■ **Written exercise**
Among the lines below, count those with "this". Give the total alone.

┄┄┄┄┄┄

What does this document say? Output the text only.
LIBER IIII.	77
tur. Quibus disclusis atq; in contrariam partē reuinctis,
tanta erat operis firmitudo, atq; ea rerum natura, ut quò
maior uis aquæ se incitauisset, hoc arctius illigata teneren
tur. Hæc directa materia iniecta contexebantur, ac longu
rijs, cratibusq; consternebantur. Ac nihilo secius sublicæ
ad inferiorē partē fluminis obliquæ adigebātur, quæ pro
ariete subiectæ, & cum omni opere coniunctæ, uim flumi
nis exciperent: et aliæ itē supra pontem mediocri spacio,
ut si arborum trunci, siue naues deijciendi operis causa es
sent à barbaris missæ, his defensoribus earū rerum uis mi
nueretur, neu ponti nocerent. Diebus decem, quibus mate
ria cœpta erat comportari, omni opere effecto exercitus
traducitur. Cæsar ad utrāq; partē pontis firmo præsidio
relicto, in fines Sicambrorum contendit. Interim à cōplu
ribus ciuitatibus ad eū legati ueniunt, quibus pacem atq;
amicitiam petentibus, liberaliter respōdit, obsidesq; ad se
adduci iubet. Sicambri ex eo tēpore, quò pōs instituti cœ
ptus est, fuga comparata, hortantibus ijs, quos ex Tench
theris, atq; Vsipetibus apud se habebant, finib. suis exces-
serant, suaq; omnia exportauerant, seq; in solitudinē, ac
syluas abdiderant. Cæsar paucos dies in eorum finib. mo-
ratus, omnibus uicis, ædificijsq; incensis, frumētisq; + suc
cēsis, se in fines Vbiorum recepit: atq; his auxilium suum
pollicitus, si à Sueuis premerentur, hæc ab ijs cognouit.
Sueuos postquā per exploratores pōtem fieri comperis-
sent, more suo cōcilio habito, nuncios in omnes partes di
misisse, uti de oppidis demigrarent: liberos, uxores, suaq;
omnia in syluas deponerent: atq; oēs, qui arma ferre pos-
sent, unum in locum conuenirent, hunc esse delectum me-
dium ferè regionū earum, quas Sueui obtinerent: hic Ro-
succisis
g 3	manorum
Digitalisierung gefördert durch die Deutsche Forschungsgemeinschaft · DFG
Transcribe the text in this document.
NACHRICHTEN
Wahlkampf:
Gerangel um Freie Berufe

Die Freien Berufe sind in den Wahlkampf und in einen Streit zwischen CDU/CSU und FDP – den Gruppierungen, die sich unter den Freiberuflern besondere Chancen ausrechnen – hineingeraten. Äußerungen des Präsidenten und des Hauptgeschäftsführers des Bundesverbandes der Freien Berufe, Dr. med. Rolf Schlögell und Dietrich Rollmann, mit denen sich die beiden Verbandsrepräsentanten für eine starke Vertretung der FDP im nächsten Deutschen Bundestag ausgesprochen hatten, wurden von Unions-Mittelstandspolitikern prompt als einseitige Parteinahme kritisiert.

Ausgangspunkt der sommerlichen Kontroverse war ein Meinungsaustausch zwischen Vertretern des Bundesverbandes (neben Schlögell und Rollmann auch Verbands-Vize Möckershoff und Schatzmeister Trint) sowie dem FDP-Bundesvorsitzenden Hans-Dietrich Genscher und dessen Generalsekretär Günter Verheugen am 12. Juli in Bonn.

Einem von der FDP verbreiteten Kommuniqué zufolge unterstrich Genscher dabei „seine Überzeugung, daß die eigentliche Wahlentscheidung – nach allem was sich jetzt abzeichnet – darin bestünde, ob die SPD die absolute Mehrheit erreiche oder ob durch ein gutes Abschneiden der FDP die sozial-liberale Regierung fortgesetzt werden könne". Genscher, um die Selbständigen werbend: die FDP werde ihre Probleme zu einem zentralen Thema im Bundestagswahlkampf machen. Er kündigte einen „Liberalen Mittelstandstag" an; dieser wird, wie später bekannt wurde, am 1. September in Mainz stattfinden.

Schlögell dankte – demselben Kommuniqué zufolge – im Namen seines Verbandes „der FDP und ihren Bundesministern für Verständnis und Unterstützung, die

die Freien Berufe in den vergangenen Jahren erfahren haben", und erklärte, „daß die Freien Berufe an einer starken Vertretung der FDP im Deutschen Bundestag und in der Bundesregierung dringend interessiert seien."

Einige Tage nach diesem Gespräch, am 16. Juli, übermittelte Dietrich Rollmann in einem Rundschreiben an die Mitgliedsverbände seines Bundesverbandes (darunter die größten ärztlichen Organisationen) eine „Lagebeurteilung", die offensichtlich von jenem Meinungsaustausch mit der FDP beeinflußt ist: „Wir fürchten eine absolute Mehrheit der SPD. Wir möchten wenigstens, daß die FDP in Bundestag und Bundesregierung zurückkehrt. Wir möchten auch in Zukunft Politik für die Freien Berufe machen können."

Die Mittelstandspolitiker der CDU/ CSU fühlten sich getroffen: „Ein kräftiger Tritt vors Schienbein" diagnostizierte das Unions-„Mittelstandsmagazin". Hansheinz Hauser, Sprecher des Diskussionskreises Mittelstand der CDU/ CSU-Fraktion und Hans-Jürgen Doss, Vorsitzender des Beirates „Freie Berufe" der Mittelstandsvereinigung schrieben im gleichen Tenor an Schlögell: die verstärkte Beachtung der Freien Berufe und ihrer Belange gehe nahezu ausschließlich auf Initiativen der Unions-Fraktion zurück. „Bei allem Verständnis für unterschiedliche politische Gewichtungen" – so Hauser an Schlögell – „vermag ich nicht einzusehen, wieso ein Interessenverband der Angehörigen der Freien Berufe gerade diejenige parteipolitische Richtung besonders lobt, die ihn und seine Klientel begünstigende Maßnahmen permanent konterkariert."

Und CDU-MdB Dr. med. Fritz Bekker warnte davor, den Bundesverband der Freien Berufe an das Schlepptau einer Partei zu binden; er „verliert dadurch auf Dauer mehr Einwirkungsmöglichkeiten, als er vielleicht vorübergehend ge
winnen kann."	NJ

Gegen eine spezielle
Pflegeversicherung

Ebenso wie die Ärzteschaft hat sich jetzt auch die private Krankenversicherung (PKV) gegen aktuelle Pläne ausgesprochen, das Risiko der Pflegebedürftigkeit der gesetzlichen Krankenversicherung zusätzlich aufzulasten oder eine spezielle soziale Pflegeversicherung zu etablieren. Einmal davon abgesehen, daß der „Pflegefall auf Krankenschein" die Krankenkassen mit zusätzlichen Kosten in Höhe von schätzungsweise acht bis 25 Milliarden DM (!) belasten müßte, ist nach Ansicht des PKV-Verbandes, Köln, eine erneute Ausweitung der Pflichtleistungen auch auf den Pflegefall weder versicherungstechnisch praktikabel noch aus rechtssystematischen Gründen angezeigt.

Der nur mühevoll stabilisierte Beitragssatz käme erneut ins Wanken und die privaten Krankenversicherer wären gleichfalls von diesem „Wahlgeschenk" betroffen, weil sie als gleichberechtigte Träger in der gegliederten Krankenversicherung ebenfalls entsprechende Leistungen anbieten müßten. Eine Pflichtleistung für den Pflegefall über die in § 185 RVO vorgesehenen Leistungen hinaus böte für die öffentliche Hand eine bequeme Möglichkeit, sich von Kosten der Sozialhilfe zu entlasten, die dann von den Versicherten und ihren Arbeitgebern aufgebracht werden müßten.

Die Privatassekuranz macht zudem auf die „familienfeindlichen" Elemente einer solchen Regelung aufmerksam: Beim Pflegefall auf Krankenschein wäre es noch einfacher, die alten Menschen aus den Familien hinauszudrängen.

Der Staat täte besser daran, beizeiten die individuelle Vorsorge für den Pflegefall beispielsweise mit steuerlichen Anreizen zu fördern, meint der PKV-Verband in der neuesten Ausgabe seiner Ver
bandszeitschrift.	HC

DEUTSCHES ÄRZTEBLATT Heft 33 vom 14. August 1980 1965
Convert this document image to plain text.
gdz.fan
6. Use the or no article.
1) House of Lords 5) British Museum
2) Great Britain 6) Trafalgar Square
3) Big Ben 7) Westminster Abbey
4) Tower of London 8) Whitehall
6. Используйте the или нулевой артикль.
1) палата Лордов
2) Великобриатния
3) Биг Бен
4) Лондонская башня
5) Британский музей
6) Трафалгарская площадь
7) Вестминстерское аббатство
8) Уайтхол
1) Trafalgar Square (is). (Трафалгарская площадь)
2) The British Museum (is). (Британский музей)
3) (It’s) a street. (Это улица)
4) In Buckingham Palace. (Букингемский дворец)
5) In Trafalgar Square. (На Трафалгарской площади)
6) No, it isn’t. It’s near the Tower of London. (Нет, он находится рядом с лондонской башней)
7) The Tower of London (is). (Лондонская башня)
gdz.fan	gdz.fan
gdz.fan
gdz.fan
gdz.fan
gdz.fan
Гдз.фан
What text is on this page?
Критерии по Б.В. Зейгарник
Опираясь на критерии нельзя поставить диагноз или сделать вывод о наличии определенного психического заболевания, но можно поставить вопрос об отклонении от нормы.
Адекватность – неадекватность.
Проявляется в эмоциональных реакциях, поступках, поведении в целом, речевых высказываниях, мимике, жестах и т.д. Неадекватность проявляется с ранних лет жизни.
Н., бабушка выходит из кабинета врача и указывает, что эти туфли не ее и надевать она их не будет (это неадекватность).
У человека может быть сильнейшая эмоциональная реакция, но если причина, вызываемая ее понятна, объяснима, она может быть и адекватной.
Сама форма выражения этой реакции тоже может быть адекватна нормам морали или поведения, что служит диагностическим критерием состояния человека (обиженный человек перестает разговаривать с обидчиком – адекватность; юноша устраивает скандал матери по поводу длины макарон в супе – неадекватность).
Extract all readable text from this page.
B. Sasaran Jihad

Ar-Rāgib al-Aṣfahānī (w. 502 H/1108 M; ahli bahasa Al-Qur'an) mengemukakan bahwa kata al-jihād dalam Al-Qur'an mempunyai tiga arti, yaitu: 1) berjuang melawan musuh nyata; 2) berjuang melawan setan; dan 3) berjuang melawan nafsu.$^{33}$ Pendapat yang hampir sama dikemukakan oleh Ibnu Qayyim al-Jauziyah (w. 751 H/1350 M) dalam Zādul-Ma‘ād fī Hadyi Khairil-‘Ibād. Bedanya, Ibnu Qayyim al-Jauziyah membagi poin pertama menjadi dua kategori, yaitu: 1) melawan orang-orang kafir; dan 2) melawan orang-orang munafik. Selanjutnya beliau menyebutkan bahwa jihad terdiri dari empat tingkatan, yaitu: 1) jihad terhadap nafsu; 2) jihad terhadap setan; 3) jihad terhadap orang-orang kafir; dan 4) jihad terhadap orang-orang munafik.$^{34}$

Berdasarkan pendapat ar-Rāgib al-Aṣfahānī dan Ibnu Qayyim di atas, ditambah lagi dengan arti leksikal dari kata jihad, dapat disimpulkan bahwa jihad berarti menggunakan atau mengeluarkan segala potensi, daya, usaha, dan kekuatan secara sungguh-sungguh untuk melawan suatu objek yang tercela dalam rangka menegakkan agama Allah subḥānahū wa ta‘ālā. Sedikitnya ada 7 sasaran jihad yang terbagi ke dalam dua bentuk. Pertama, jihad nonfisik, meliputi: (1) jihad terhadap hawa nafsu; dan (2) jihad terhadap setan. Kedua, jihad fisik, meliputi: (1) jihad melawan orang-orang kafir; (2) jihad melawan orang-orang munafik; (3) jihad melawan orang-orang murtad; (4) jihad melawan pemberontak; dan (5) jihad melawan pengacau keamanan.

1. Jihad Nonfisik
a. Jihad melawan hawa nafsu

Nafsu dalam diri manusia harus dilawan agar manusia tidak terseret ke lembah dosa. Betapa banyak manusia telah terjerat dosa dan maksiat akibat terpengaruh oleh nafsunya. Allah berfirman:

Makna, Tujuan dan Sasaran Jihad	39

┄┄┄┄┄┄

■ **Problem solution**
5